CHALLENGE: Wherever a line below holds the word "ehdollista", copy that line.

INFORMATION PROVIDED:
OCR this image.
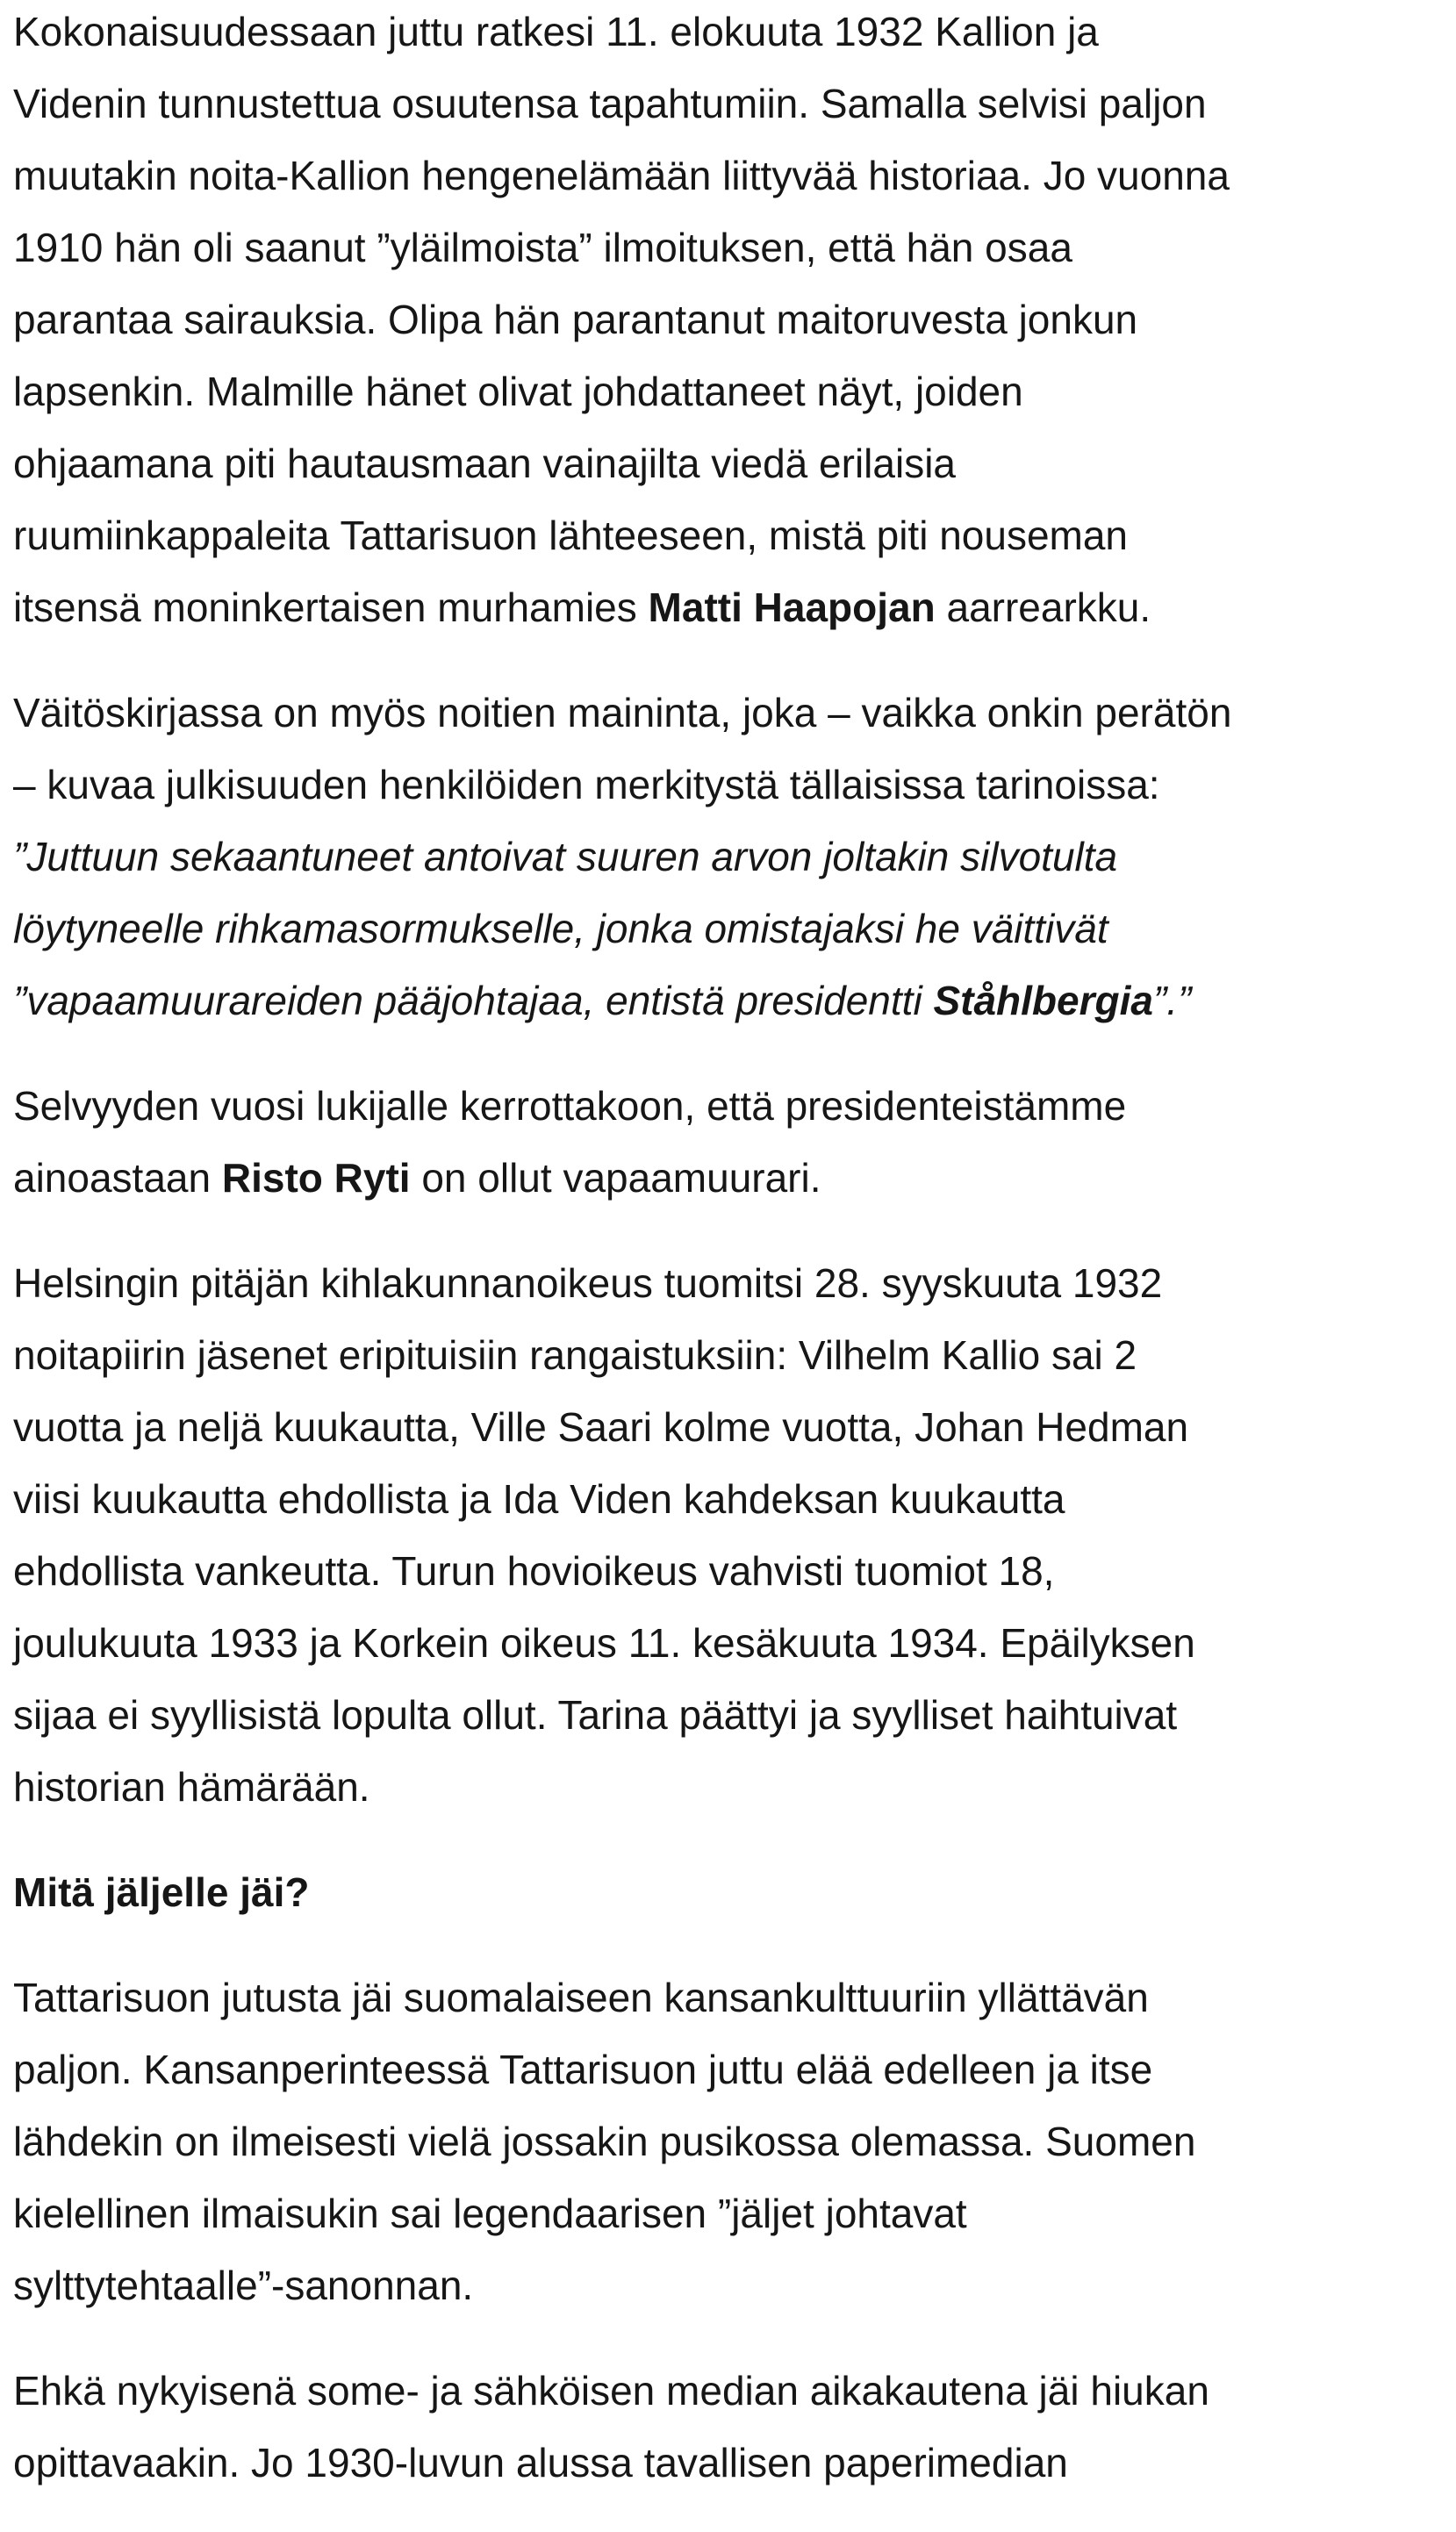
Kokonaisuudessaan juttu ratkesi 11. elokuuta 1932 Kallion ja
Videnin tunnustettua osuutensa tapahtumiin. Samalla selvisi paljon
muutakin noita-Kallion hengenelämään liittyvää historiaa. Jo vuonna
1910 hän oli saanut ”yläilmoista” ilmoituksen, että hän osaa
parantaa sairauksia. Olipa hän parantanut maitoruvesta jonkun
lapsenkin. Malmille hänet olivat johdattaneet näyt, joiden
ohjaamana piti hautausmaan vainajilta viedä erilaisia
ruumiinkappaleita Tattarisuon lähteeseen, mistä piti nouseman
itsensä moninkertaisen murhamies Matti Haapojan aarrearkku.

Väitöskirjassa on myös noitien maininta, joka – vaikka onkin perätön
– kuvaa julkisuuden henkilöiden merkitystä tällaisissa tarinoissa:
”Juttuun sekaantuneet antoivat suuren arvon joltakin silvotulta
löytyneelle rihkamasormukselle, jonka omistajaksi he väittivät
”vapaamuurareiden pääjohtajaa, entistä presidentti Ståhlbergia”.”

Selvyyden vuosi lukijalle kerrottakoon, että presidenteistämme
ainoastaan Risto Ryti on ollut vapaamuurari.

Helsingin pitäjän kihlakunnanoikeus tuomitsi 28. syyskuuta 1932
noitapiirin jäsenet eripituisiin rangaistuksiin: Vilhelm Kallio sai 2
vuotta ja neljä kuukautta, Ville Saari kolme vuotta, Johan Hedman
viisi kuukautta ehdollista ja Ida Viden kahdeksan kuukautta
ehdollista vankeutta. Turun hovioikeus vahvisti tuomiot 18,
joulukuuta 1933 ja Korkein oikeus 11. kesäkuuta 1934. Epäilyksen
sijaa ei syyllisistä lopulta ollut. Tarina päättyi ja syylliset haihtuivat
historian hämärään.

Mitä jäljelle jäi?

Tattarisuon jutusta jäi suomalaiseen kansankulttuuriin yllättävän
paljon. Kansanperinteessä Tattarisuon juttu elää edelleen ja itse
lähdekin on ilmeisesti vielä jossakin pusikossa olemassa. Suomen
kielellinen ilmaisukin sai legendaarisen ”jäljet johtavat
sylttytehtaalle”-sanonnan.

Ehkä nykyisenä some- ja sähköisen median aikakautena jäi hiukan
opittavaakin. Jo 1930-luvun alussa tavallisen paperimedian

COMPLETE OUTPUT:
viisi kuukautta ehdollista ja Ida Viden kahdeksan kuukautta
ehdollista vankeutta. Turun hovioikeus vahvisti tuomiot 18,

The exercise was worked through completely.